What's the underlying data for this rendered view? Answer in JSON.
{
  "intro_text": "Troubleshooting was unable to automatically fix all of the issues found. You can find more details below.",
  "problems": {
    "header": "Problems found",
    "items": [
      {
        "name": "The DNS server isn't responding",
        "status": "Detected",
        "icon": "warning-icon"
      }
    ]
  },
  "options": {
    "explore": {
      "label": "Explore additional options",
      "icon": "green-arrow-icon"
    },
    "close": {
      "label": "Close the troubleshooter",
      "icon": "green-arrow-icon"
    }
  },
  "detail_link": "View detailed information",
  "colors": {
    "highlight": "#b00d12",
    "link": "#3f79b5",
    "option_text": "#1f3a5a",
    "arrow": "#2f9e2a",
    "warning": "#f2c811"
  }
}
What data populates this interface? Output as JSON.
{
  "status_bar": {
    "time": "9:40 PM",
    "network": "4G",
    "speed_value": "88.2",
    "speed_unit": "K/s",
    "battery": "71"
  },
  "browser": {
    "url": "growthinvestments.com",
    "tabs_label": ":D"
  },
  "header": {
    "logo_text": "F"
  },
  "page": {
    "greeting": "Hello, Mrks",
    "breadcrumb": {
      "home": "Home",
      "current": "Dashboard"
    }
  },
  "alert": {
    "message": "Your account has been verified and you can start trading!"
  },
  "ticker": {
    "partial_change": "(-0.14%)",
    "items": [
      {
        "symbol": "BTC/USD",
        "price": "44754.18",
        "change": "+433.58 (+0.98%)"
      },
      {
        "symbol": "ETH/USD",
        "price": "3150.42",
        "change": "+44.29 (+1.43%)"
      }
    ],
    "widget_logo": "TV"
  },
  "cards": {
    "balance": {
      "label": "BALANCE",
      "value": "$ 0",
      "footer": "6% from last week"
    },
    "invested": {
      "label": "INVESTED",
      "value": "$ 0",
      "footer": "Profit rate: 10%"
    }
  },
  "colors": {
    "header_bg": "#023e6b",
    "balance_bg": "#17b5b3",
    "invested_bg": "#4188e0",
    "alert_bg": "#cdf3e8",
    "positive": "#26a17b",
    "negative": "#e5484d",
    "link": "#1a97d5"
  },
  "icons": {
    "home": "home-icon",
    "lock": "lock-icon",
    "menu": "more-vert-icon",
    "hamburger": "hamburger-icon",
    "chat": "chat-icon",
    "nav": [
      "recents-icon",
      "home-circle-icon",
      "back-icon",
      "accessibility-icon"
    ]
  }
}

::::::::

» EXERCISE BRIEF
Write every line of the material above again, exactly.

» RESPONSE TO THE EXERCISE
What's the underlying data for this rendered view? Answer in JSON.
{
  "intro_text": "Troubleshooting was unable to automatically fix all of the issues found. You can find more details below.",
  "problems": {
    "header": "Problems found",
    "items": [
      {
        "name": "The DNS server isn't responding",
        "status": "Detected",
        "icon": "warning-icon"
      }
    ]
  },
  "options": {
    "explore": {
      "label": "Explore additional options",
      "icon": "green-arrow-icon"
    },
    "close": {
      "label": "Close the troubleshooter",
      "icon": "green-arrow-icon"
    }
  },
  "detail_link": "View detailed information",
  "colors": {
    "highlight": "#b00d12",
    "link": "#3f79b5",
    "option_text": "#1f3a5a",
    "arrow": "#2f9e2a",
    "warning": "#f2c811"
  }
}
What data populates this interface? Output as JSON.
{
  "status_bar": {
    "time": "9:40 PM",
    "network": "4G",
    "speed_value": "88.2",
    "speed_unit": "K/s",
    "battery": "71"
  },
  "browser": {
    "url": "growthinvestments.com",
    "tabs_label": ":D"
  },
  "header": {
    "logo_text": "F"
  },
  "page": {
    "greeting": "Hello, Mrks",
    "breadcrumb": {
      "home": "Home",
      "current": "Dashboard"
    }
  },
  "alert": {
    "message": "Your account has been verified and you can start trading!"
  },
  "ticker": {
    "partial_change": "(-0.14%)",
    "items": [
      {
        "symbol": "BTC/USD",
        "price": "44754.18",
        "change": "+433.58 (+0.98%)"
      },
      {
        "symbol": "ETH/USD",
        "price": "3150.42",
        "change": "+44.29 (+1.43%)"
      }
    ],
    "widget_logo": "TV"
  },
  "cards": {
    "balance": {
      "label": "BALANCE",
      "value": "$ 0",
      "footer": "6% from last week"
    },
    "invested": {
      "label": "INVESTED",
      "value": "$ 0",
      "footer": "Profit rate: 10%"
    }
  },
  "colors": {
    "header_bg": "#023e6b",
    "balance_bg": "#17b5b3",
    "invested_bg": "#4188e0",
    "alert_bg": "#cdf3e8",
    "positive": "#26a17b",
    "negative": "#e5484d",
    "link": "#1a97d5"
  },
  "icons": {
    "home": "home-icon",
    "lock": "lock-icon",
    "menu": "more-vert-icon",
    "hamburger": "hamburger-icon",
    "chat": "chat-icon",
    "nav": [
      "recents-icon",
      "home-circle-icon",
      "back-icon",
      "accessibility-icon"
    ]
  }
}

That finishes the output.